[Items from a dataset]
+ + + +

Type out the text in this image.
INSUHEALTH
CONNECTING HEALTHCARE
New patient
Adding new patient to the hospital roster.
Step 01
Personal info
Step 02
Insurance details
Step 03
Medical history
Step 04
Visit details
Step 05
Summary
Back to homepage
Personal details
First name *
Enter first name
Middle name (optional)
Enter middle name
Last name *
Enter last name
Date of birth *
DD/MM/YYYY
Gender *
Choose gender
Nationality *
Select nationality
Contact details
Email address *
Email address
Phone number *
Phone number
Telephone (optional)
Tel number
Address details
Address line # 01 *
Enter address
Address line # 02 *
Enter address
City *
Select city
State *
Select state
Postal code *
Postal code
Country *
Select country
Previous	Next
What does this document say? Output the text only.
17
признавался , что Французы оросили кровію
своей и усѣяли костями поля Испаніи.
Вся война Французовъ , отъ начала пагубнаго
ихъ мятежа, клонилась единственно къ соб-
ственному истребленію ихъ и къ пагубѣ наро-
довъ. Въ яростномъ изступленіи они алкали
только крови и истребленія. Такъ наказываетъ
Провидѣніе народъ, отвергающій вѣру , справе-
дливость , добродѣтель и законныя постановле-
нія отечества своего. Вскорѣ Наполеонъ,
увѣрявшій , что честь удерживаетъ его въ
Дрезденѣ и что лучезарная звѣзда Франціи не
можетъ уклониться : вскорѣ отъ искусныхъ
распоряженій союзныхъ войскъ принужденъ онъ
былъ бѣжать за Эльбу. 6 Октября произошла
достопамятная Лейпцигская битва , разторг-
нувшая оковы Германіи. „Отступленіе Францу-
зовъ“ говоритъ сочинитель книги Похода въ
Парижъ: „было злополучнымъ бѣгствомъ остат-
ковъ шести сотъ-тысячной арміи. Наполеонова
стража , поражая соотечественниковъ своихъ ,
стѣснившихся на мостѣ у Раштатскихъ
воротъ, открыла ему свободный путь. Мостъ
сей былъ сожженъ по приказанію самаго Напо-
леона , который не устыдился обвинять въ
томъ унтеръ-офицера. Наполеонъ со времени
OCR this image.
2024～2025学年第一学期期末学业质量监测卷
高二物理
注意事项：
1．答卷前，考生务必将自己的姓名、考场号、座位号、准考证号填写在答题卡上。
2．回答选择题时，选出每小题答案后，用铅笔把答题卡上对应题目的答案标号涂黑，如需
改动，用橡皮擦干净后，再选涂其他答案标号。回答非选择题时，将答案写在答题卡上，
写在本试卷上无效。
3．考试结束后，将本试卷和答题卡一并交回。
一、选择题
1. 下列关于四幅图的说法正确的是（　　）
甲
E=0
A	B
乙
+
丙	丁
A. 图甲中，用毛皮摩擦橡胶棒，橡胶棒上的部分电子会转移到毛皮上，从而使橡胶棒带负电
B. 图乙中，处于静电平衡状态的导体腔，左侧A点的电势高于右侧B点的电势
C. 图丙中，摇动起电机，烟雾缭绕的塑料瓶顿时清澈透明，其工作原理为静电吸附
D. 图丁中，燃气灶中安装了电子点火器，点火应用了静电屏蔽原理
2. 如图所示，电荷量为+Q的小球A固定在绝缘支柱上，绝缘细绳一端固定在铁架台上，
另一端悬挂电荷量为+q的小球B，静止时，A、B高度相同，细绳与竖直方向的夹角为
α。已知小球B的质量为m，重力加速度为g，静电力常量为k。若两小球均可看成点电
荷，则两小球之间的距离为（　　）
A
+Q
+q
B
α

+ + + +

> **Work instructions**
Count each line with "Step" in it and report that figure by itself.

> **The output**
5